[Source records]
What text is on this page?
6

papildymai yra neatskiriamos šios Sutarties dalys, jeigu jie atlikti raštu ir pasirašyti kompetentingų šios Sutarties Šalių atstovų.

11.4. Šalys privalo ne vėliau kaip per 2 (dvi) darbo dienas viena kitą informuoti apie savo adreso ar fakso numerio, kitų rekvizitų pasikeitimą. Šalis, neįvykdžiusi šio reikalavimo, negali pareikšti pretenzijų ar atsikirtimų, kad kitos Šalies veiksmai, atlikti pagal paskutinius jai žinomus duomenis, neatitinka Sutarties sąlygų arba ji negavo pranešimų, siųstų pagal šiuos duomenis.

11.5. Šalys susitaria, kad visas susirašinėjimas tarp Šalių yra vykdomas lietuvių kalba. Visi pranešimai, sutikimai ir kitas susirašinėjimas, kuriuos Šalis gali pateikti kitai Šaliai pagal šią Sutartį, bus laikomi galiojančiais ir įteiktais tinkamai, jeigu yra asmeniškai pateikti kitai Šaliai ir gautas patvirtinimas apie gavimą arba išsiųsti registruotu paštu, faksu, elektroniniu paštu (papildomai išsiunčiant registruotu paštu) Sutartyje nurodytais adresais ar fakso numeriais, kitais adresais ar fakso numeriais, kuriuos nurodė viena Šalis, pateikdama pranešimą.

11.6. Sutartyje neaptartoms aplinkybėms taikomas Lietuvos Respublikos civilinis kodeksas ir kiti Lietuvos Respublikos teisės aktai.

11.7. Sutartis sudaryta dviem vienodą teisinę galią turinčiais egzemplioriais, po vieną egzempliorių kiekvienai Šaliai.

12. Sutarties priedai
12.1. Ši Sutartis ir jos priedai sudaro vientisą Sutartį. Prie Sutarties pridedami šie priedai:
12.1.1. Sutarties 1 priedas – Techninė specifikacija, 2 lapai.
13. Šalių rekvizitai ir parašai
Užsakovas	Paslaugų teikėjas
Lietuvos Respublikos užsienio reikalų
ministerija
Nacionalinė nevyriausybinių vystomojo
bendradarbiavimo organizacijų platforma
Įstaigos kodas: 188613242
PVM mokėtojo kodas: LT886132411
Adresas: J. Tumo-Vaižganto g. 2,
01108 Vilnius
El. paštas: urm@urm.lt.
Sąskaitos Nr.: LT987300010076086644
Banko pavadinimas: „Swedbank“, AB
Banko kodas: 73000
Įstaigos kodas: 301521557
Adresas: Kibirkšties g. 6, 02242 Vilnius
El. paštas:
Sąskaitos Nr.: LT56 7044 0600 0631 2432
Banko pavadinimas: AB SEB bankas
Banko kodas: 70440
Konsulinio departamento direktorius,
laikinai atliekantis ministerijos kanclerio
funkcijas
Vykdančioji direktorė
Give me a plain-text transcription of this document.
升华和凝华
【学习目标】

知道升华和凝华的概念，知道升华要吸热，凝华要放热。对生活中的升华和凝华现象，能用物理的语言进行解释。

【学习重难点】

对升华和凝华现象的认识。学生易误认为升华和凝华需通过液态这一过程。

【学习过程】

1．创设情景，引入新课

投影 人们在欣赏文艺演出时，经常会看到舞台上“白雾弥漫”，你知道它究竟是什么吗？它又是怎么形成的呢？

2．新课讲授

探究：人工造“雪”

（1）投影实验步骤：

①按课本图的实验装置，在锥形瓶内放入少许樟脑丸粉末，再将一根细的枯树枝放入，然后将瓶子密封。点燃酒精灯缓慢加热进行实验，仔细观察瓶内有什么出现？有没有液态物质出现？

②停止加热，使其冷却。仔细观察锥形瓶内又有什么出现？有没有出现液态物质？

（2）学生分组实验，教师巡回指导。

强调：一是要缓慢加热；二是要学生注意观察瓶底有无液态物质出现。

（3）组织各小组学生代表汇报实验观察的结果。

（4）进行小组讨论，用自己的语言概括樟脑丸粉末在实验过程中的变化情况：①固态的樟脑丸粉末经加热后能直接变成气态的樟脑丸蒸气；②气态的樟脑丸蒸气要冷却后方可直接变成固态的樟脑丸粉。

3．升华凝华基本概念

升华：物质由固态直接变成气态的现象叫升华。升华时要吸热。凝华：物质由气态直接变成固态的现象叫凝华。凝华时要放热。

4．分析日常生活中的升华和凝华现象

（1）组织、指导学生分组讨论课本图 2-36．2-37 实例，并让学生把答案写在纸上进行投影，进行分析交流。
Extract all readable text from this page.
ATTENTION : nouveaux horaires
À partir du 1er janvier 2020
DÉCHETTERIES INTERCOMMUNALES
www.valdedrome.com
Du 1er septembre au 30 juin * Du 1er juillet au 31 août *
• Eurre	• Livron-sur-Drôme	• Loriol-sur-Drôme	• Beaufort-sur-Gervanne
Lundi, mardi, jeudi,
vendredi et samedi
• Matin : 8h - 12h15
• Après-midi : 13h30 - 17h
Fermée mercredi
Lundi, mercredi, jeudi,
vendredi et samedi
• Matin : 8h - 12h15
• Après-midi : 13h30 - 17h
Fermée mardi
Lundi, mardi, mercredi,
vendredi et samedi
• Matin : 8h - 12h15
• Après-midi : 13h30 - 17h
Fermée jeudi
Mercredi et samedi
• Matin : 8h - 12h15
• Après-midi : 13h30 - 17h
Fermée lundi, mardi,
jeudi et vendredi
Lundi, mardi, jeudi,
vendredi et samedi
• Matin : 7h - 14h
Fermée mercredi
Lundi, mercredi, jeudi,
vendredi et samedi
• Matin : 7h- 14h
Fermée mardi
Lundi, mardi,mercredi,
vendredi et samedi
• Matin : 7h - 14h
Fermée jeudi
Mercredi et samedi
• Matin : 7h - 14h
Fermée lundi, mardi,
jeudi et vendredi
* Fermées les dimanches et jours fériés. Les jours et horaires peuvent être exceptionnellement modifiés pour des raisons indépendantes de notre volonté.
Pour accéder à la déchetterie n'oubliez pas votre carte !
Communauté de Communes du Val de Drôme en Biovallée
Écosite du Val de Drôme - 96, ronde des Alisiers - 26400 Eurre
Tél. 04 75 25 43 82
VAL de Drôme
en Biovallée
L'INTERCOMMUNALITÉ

[Your goal]
Reproduce each record shown above without altering a single word.

[Reply]
What text is on this page?
6

papildymai yra neatskiriamos šios Sutarties dalys, jeigu jie atlikti raštu ir pasirašyti kompetentingų šios Sutarties Šalių atstovų.

11.4. Šalys privalo ne vėliau kaip per 2 (dvi) darbo dienas viena kitą informuoti apie savo adreso ar fakso numerio, kitų rekvizitų pasikeitimą. Šalis, neįvykdžiusi šio reikalavimo, negali pareikšti pretenzijų ar atsikirtimų, kad kitos Šalies veiksmai, atlikti pagal paskutinius jai žinomus duomenis, neatitinka Sutarties sąlygų arba ji negavo pranešimų, siųstų pagal šiuos duomenis.

11.5. Šalys susitaria, kad visas susirašinėjimas tarp Šalių yra vykdomas lietuvių kalba. Visi pranešimai, sutikimai ir kitas susirašinėjimas, kuriuos Šalis gali pateikti kitai Šaliai pagal šią Sutartį, bus laikomi galiojančiais ir įteiktais tinkamai, jeigu yra asmeniškai pateikti kitai Šaliai ir gautas patvirtinimas apie gavimą arba išsiųsti registruotu paštu, faksu, elektroniniu paštu (papildomai išsiunčiant registruotu paštu) Sutartyje nurodytais adresais ar fakso numeriais, kitais adresais ar fakso numeriais, kuriuos nurodė viena Šalis, pateikdama pranešimą.

11.6. Sutartyje neaptartoms aplinkybėms taikomas Lietuvos Respublikos civilinis kodeksas ir kiti Lietuvos Respublikos teisės aktai.

11.7. Sutartis sudaryta dviem vienodą teisinę galią turinčiais egzemplioriais, po vieną egzempliorių kiekvienai Šaliai.

12. Sutarties priedai
12.1. Ši Sutartis ir jos priedai sudaro vientisą Sutartį. Prie Sutarties pridedami šie priedai:
12.1.1. Sutarties 1 priedas – Techninė specifikacija, 2 lapai.
13. Šalių rekvizitai ir parašai
Užsakovas	Paslaugų teikėjas
Lietuvos Respublikos užsienio reikalų
ministerija
Nacionalinė nevyriausybinių vystomojo
bendradarbiavimo organizacijų platforma
Įstaigos kodas: 188613242
PVM mokėtojo kodas: LT886132411
Adresas: J. Tumo-Vaižganto g. 2,
01108 Vilnius
El. paštas: urm@urm.lt.
Sąskaitos Nr.: LT987300010076086644
Banko pavadinimas: „Swedbank“, AB
Banko kodas: 73000
Įstaigos kodas: 301521557
Adresas: Kibirkšties g. 6, 02242 Vilnius
El. paštas:
Sąskaitos Nr.: LT56 7044 0600 0631 2432
Banko pavadinimas: AB SEB bankas
Banko kodas: 70440
Konsulinio departamento direktorius,
laikinai atliekantis ministerijos kanclerio
funkcijas
Vykdančioji direktorė
Give me a plain-text transcription of this document.
升华和凝华
【学习目标】

知道升华和凝华的概念，知道升华要吸热，凝华要放热。对生活中的升华和凝华现象，能用物理的语言进行解释。

【学习重难点】

对升华和凝华现象的认识。学生易误认为升华和凝华需通过液态这一过程。

【学习过程】

1．创设情景，引入新课

投影 人们在欣赏文艺演出时，经常会看到舞台上“白雾弥漫”，你知道它究竟是什么吗？它又是怎么形成的呢？

2．新课讲授

探究：人工造“雪”

（1）投影实验步骤：

①按课本图的实验装置，在锥形瓶内放入少许樟脑丸粉末，再将一根细的枯树枝放入，然后将瓶子密封。点燃酒精灯缓慢加热进行实验，仔细观察瓶内有什么出现？有没有液态物质出现？

②停止加热，使其冷却。仔细观察锥形瓶内又有什么出现？有没有出现液态物质？

（2）学生分组实验，教师巡回指导。

强调：一是要缓慢加热；二是要学生注意观察瓶底有无液态物质出现。

（3）组织各小组学生代表汇报实验观察的结果。

（4）进行小组讨论，用自己的语言概括樟脑丸粉末在实验过程中的变化情况：①固态的樟脑丸粉末经加热后能直接变成气态的樟脑丸蒸气；②气态的樟脑丸蒸气要冷却后方可直接变成固态的樟脑丸粉。

3．升华凝华基本概念

升华：物质由固态直接变成气态的现象叫升华。升华时要吸热。凝华：物质由气态直接变成固态的现象叫凝华。凝华时要放热。

4．分析日常生活中的升华和凝华现象

（1）组织、指导学生分组讨论课本图 2-36．2-37 实例，并让学生把答案写在纸上进行投影，进行分析交流。
Extract all readable text from this page.
ATTENTION : nouveaux horaires
À partir du 1er janvier 2020
DÉCHETTERIES INTERCOMMUNALES
www.valdedrome.com
Du 1er septembre au 30 juin * Du 1er juillet au 31 août *
• Eurre	• Livron-sur-Drôme	• Loriol-sur-Drôme	• Beaufort-sur-Gervanne
Lundi, mardi, jeudi,
vendredi et samedi
• Matin : 8h - 12h15
• Après-midi : 13h30 - 17h
Fermée mercredi
Lundi, mercredi, jeudi,
vendredi et samedi
• Matin : 8h - 12h15
• Après-midi : 13h30 - 17h
Fermée mardi
Lundi, mardi, mercredi,
vendredi et samedi
• Matin : 8h - 12h15
• Après-midi : 13h30 - 17h
Fermée jeudi
Mercredi et samedi
• Matin : 8h - 12h15
• Après-midi : 13h30 - 17h
Fermée lundi, mardi,
jeudi et vendredi
Lundi, mardi, jeudi,
vendredi et samedi
• Matin : 7h - 14h
Fermée mercredi
Lundi, mercredi, jeudi,
vendredi et samedi
• Matin : 7h- 14h
Fermée mardi
Lundi, mardi,mercredi,
vendredi et samedi
• Matin : 7h - 14h
Fermée jeudi
Mercredi et samedi
• Matin : 7h - 14h
Fermée lundi, mardi,
jeudi et vendredi
* Fermées les dimanches et jours fériés. Les jours et horaires peuvent être exceptionnellement modifiés pour des raisons indépendantes de notre volonté.
Pour accéder à la déchetterie n'oubliez pas votre carte !
Communauté de Communes du Val de Drôme en Biovallée
Écosite du Val de Drôme - 96, ronde des Alisiers - 26400 Eurre
Tél. 04 75 25 43 82
VAL de Drôme
en Biovallée
L'INTERCOMMUNALITÉ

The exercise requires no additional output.